_Directions_.
Reproduce every line of the listing as written, apart from the pictures.

_Entries shown_.
-- Start --

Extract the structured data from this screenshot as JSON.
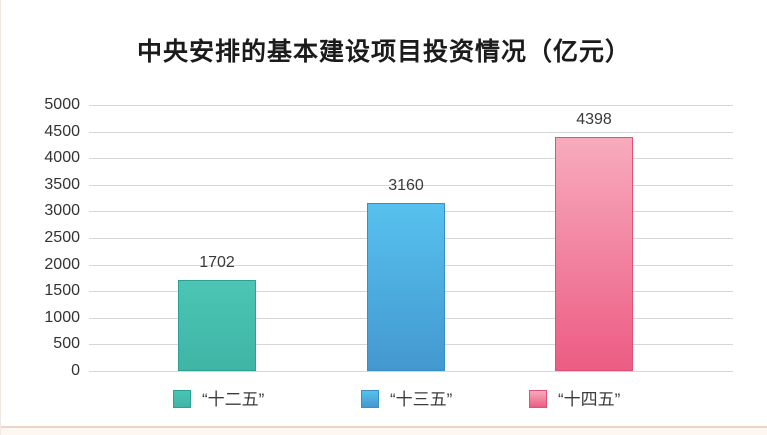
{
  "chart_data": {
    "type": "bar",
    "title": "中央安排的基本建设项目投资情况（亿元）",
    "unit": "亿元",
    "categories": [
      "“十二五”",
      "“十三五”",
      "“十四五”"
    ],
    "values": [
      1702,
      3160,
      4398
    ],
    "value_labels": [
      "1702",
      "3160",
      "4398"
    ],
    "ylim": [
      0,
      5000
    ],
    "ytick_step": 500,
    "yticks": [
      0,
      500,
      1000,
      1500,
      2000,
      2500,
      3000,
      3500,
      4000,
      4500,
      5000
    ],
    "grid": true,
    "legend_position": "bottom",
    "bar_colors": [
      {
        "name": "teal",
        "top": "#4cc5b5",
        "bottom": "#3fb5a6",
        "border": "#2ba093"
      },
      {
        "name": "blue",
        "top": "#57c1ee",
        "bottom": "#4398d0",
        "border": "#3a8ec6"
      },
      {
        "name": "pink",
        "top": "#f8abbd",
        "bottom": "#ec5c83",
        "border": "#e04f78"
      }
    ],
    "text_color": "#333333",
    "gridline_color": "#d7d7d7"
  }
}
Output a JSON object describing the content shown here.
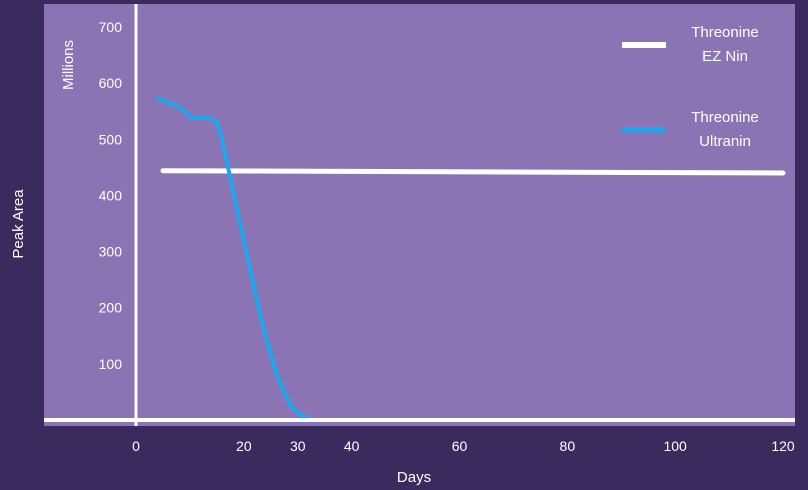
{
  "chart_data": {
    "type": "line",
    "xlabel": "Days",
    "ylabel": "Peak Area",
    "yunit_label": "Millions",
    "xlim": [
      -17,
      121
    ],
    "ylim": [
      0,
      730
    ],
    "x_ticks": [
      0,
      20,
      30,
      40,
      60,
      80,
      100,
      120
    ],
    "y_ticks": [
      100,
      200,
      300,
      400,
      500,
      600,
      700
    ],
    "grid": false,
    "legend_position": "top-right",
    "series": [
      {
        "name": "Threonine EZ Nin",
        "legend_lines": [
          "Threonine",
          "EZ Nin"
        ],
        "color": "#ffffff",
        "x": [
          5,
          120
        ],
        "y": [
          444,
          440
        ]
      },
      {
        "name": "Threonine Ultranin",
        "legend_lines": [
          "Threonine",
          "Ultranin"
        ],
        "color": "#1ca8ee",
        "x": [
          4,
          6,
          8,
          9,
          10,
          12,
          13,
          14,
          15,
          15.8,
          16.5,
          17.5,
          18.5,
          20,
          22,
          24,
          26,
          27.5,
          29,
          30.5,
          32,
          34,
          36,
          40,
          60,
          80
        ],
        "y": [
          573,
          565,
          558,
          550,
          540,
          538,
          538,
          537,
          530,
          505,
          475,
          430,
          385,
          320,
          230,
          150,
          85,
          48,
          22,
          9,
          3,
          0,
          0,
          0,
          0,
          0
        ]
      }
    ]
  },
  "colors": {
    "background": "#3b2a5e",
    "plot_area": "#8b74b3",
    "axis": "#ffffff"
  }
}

-- End --

_Exercise result_.
Extract the structured data from this screenshot as JSON.
{
  "chart_data": {
    "type": "bar",
    "title": "中央安排的基本建设项目投资情况（亿元）",
    "unit": "亿元",
    "categories": [
      "“十二五”",
      "“十三五”",
      "“十四五”"
    ],
    "values": [
      1702,
      3160,
      4398
    ],
    "value_labels": [
      "1702",
      "3160",
      "4398"
    ],
    "ylim": [
      0,
      5000
    ],
    "ytick_step": 500,
    "yticks": [
      0,
      500,
      1000,
      1500,
      2000,
      2500,
      3000,
      3500,
      4000,
      4500,
      5000
    ],
    "grid": true,
    "legend_position": "bottom",
    "bar_colors": [
      {
        "name": "teal",
        "top": "#4cc5b5",
        "bottom": "#3fb5a6",
        "border": "#2ba093"
      },
      {
        "name": "blue",
        "top": "#57c1ee",
        "bottom": "#4398d0",
        "border": "#3a8ec6"
      },
      {
        "name": "pink",
        "top": "#f8abbd",
        "bottom": "#ec5c83",
        "border": "#e04f78"
      }
    ],
    "text_color": "#333333",
    "gridline_color": "#d7d7d7"
  }
}
Output a JSON object describing the content shown here.
{
  "chart_data": {
    "type": "line",
    "xlabel": "Days",
    "ylabel": "Peak Area",
    "yunit_label": "Millions",
    "xlim": [
      -17,
      121
    ],
    "ylim": [
      0,
      730
    ],
    "x_ticks": [
      0,
      20,
      30,
      40,
      60,
      80,
      100,
      120
    ],
    "y_ticks": [
      100,
      200,
      300,
      400,
      500,
      600,
      700
    ],
    "grid": false,
    "legend_position": "top-right",
    "series": [
      {
        "name": "Threonine EZ Nin",
        "legend_lines": [
          "Threonine",
          "EZ Nin"
        ],
        "color": "#ffffff",
        "x": [
          5,
          120
        ],
        "y": [
          444,
          440
        ]
      },
      {
        "name": "Threonine Ultranin",
        "legend_lines": [
          "Threonine",
          "Ultranin"
        ],
        "color": "#1ca8ee",
        "x": [
          4,
          6,
          8,
          9,
          10,
          12,
          13,
          14,
          15,
          15.8,
          16.5,
          17.5,
          18.5,
          20,
          22,
          24,
          26,
          27.5,
          29,
          30.5,
          32,
          34,
          36,
          40,
          60,
          80
        ],
        "y": [
          573,
          565,
          558,
          550,
          540,
          538,
          538,
          537,
          530,
          505,
          475,
          430,
          385,
          320,
          230,
          150,
          85,
          48,
          22,
          9,
          3,
          0,
          0,
          0,
          0,
          0
        ]
      }
    ]
  },
  "colors": {
    "background": "#3b2a5e",
    "plot_area": "#8b74b3",
    "axis": "#ffffff"
  }
}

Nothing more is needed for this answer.